• [Requirements]: Reproduce the entries below in full, word for word.

• [Extracted information]:
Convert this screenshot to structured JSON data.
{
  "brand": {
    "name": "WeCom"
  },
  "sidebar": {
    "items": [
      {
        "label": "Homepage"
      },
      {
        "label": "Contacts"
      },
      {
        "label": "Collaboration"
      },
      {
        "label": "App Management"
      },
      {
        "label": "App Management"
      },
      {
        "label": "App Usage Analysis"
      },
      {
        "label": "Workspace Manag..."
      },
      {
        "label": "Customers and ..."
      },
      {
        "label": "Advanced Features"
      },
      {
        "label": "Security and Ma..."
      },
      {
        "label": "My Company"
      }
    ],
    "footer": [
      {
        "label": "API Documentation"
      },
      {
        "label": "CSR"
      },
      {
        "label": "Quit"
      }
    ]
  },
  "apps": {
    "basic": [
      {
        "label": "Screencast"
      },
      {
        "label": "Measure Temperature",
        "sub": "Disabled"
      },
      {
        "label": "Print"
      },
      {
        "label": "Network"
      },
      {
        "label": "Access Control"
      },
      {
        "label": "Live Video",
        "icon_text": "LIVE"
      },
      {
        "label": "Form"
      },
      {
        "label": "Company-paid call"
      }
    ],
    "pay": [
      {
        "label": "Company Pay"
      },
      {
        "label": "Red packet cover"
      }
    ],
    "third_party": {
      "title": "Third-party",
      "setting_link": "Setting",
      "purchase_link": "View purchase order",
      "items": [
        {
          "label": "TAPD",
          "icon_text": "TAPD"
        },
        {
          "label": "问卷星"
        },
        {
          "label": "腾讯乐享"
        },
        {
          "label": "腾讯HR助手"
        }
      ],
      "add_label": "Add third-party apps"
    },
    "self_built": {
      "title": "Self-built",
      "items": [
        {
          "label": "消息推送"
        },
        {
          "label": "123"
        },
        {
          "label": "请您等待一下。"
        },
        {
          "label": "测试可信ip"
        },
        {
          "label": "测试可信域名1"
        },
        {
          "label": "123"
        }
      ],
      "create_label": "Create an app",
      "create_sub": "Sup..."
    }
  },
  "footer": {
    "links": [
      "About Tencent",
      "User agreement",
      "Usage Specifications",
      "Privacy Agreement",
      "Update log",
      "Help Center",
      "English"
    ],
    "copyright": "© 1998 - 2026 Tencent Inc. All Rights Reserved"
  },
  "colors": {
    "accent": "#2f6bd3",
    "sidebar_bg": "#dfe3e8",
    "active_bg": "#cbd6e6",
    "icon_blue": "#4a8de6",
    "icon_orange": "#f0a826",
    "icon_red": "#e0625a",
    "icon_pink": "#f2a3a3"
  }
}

• [Solution for this exercise]:
Convert this screenshot to structured JSON data.
{
  "brand": {
    "name": "WeCom"
  },
  "sidebar": {
    "items": [
      {
        "label": "Homepage"
      },
      {
        "label": "Contacts"
      },
      {
        "label": "Collaboration"
      },
      {
        "label": "App Management"
      },
      {
        "label": "App Management"
      },
      {
        "label": "App Usage Analysis"
      },
      {
        "label": "Workspace Manag..."
      },
      {
        "label": "Customers and ..."
      },
      {
        "label": "Advanced Features"
      },
      {
        "label": "Security and Ma..."
      },
      {
        "label": "My Company"
      }
    ],
    "footer": [
      {
        "label": "API Documentation"
      },
      {
        "label": "CSR"
      },
      {
        "label": "Quit"
      }
    ]
  },
  "apps": {
    "basic": [
      {
        "label": "Screencast"
      },
      {
        "label": "Measure Temperature",
        "sub": "Disabled"
      },
      {
        "label": "Print"
      },
      {
        "label": "Network"
      },
      {
        "label": "Access Control"
      },
      {
        "label": "Live Video",
        "icon_text": "LIVE"
      },
      {
        "label": "Form"
      },
      {
        "label": "Company-paid call"
      }
    ],
    "pay": [
      {
        "label": "Company Pay"
      },
      {
        "label": "Red packet cover"
      }
    ],
    "third_party": {
      "title": "Third-party",
      "setting_link": "Setting",
      "purchase_link": "View purchase order",
      "items": [
        {
          "label": "TAPD",
          "icon_text": "TAPD"
        },
        {
          "label": "问卷星"
        },
        {
          "label": "腾讯乐享"
        },
        {
          "label": "腾讯HR助手"
        }
      ],
      "add_label": "Add third-party apps"
    },
    "self_built": {
      "title": "Self-built",
      "items": [
        {
          "label": "消息推送"
        },
        {
          "label": "123"
        },
        {
          "label": "请您等待一下。"
        },
        {
          "label": "测试可信ip"
        },
        {
          "label": "测试可信域名1"
        },
        {
          "label": "123"
        }
      ],
      "create_label": "Create an app",
      "create_sub": "Sup..."
    }
  },
  "footer": {
    "links": [
      "About Tencent",
      "User agreement",
      "Usage Specifications",
      "Privacy Agreement",
      "Update log",
      "Help Center",
      "English"
    ],
    "copyright": "© 1998 - 2026 Tencent Inc. All Rights Reserved"
  },
  "colors": {
    "accent": "#2f6bd3",
    "sidebar_bg": "#dfe3e8",
    "active_bg": "#cbd6e6",
    "icon_blue": "#4a8de6",
    "icon_orange": "#f0a826",
    "icon_red": "#e0625a",
    "icon_pink": "#f2a3a3"
  }
}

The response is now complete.